STATED TASK - Extract all lines containing "Changes".

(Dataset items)

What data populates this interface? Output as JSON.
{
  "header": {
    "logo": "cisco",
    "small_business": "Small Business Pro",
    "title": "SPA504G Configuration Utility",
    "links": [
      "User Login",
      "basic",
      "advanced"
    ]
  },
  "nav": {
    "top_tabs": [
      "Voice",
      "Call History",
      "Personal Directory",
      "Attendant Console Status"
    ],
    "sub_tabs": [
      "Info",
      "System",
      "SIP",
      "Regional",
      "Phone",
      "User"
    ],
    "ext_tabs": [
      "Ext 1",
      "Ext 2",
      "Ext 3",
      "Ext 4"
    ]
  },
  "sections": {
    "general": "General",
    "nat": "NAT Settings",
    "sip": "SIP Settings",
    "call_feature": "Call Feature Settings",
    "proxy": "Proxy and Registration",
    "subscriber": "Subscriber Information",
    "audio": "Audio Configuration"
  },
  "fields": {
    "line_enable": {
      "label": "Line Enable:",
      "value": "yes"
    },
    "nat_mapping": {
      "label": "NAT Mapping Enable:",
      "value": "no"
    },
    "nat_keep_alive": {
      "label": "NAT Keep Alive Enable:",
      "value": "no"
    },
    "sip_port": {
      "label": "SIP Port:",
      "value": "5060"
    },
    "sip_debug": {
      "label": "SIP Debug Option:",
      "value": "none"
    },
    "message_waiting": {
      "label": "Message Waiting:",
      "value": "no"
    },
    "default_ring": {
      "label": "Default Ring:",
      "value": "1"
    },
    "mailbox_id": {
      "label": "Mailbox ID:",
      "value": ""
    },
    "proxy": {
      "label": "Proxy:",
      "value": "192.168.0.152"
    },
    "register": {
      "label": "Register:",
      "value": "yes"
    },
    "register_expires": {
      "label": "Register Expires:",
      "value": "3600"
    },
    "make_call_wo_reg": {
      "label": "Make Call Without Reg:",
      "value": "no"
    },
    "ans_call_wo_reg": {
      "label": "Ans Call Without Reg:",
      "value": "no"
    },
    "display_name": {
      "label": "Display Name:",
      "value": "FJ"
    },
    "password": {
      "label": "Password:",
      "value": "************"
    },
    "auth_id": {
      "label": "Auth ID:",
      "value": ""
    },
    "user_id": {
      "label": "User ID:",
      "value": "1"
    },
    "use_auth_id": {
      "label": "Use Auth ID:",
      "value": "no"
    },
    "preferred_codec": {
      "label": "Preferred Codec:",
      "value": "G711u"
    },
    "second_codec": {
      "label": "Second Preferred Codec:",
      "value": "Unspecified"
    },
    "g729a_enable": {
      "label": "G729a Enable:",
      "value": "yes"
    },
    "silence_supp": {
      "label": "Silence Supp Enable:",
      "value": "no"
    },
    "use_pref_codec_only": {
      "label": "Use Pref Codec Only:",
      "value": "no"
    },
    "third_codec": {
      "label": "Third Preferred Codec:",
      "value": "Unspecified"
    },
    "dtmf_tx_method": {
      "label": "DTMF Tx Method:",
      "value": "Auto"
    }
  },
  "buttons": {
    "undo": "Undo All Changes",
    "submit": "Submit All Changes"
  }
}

SOLUTION -
    "undo": "Undo All Changes",
    "submit": "Submit All Changes"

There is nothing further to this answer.